YOUR INSTRUCTIONS
Update the part of the records that runs from the start through the line containing "The first end 210 is at (320, 179)." by replacing "cellular phone" with "mobile phone" and leaving all else unchanged. Give only those lines.

DATA SUPPLIED
-- BEGIN --

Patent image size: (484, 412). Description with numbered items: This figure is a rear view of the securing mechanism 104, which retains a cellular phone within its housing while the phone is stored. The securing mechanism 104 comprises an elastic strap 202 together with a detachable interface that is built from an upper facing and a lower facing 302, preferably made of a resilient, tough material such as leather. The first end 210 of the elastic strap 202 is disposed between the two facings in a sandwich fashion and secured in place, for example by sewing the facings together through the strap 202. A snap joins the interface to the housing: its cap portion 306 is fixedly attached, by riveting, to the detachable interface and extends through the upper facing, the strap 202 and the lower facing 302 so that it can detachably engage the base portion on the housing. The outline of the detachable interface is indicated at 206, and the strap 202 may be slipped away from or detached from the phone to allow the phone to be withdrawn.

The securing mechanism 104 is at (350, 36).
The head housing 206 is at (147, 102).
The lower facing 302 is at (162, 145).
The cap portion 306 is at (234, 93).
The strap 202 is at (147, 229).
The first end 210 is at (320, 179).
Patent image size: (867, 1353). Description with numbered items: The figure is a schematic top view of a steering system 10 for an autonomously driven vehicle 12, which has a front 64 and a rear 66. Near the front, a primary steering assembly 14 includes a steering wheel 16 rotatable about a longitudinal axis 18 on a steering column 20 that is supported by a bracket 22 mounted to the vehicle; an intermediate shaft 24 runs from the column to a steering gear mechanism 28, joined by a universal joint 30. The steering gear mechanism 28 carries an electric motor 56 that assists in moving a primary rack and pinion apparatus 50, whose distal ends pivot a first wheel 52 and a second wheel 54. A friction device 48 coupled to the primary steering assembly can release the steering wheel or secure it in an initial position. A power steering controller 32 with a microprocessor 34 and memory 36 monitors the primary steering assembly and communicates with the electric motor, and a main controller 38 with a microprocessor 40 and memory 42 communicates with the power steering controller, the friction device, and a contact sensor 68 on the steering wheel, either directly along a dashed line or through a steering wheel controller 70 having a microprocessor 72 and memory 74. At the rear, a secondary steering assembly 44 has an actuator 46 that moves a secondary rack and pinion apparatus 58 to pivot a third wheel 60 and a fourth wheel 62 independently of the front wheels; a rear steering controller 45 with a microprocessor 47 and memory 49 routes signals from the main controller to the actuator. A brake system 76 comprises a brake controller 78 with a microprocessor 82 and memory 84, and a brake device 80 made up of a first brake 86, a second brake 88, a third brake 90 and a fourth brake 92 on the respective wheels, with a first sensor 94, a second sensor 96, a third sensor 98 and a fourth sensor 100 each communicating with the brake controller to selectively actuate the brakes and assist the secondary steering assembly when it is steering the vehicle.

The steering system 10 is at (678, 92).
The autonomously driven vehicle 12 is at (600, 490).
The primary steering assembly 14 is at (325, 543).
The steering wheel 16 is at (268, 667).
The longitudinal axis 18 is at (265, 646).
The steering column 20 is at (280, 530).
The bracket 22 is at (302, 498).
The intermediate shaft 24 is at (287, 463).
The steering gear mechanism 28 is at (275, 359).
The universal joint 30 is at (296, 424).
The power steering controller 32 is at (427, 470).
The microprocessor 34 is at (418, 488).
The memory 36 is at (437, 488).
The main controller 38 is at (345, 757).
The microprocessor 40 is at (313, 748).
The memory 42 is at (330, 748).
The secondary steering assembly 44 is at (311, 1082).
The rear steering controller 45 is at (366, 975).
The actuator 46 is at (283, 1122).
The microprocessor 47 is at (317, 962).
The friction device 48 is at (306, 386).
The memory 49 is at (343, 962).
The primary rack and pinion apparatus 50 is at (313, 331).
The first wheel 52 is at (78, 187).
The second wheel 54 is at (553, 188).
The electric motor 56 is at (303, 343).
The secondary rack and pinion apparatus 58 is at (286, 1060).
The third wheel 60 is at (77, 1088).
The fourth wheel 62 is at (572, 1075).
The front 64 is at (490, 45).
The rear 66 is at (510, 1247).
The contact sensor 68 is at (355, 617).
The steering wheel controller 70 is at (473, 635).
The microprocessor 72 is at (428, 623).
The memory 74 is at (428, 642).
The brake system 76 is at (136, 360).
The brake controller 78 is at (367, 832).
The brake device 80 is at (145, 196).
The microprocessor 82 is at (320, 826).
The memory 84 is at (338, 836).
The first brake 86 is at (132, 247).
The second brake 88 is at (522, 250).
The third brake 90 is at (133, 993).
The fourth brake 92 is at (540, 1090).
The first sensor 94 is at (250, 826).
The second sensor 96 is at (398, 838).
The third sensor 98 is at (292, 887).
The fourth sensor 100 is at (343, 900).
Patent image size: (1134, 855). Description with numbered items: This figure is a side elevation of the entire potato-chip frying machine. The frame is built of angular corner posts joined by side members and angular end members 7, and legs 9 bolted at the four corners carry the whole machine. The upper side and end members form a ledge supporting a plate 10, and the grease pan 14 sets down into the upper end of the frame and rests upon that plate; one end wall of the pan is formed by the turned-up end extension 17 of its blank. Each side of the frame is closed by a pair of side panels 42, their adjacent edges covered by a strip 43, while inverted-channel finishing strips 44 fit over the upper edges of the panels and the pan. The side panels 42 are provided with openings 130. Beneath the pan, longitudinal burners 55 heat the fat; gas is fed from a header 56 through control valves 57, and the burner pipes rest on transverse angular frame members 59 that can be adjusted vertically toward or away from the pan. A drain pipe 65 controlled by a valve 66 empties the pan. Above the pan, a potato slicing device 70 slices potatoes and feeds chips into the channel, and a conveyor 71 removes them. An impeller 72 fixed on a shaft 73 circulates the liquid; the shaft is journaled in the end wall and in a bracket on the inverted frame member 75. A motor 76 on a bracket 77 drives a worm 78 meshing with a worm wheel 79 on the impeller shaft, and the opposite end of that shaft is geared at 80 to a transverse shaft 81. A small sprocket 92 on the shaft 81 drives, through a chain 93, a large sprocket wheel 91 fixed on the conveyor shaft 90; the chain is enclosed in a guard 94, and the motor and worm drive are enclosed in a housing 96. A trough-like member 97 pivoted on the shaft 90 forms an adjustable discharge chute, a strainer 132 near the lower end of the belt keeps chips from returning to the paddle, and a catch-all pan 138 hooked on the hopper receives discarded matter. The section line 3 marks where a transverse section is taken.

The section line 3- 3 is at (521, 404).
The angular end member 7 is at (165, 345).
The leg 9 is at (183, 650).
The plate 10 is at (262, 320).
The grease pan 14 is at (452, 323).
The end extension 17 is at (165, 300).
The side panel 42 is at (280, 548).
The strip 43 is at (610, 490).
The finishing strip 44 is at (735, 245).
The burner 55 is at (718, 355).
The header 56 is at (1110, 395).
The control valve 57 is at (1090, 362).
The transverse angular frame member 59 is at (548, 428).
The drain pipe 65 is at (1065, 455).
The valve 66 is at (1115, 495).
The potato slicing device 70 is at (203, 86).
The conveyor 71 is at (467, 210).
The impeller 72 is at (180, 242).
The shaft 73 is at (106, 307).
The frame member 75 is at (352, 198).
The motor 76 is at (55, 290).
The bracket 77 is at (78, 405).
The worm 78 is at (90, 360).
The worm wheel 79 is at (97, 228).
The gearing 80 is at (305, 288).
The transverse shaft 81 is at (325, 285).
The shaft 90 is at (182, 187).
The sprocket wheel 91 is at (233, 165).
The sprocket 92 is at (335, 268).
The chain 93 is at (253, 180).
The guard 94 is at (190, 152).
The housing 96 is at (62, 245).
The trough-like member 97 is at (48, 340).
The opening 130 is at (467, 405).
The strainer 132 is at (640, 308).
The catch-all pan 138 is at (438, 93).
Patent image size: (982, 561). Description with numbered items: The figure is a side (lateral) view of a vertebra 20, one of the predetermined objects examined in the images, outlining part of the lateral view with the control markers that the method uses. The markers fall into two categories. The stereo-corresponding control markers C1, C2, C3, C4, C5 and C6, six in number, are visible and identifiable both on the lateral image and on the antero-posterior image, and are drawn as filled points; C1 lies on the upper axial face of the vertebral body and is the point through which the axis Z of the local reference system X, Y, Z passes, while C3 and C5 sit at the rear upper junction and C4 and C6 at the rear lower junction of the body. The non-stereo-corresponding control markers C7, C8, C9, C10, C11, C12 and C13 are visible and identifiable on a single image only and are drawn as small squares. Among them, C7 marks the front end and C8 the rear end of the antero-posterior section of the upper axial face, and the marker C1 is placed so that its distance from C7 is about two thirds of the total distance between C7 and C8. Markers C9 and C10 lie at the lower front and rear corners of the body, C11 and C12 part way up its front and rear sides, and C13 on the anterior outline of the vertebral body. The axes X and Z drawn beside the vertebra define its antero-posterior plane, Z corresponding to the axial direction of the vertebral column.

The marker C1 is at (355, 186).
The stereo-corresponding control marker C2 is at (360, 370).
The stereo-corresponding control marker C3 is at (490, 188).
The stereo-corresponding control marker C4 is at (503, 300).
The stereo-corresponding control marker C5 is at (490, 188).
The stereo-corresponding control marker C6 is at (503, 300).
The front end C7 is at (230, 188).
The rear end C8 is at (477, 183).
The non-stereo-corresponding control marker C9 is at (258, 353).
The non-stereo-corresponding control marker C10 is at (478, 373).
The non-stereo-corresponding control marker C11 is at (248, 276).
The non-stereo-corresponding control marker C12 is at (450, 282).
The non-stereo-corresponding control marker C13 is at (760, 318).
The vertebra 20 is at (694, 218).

-- END --

ANSWER TO THIS EXERCISE
Patent image size: (484, 412). Description with numbered items: This figure is a rear view of the securing mechanism 104, which retains a mobile phone within its housing while the phone is stored. The securing mechanism 104 comprises an elastic strap 202 together with a detachable interface that is built from an upper facing and a lower facing 302, preferably made of a resilient, tough material such as leather. The first end 210 of the elastic strap 202 is disposed between the two facings in a sandwich fashion and secured in place, for example by sewing the facings together through the strap 202. A snap joins the interface to the housing: its cap portion 306 is fixedly attached, by riveting, to the detachable interface and extends through the upper facing, the strap 202 and the lower facing 302 so that it can detachably engage the base portion on the housing. The outline of the detachable interface is indicated at 206, and the strap 202 may be slipped away from or detached from the phone to allow the phone to be withdrawn.

The securing mechanism 104 is at (350, 36).
The head housing 206 is at (147, 102).
The lower facing 302 is at (162, 145).
The cap portion 306 is at (234, 93).
The strap 202 is at (147, 229).
The first end 210 is at (320, 179).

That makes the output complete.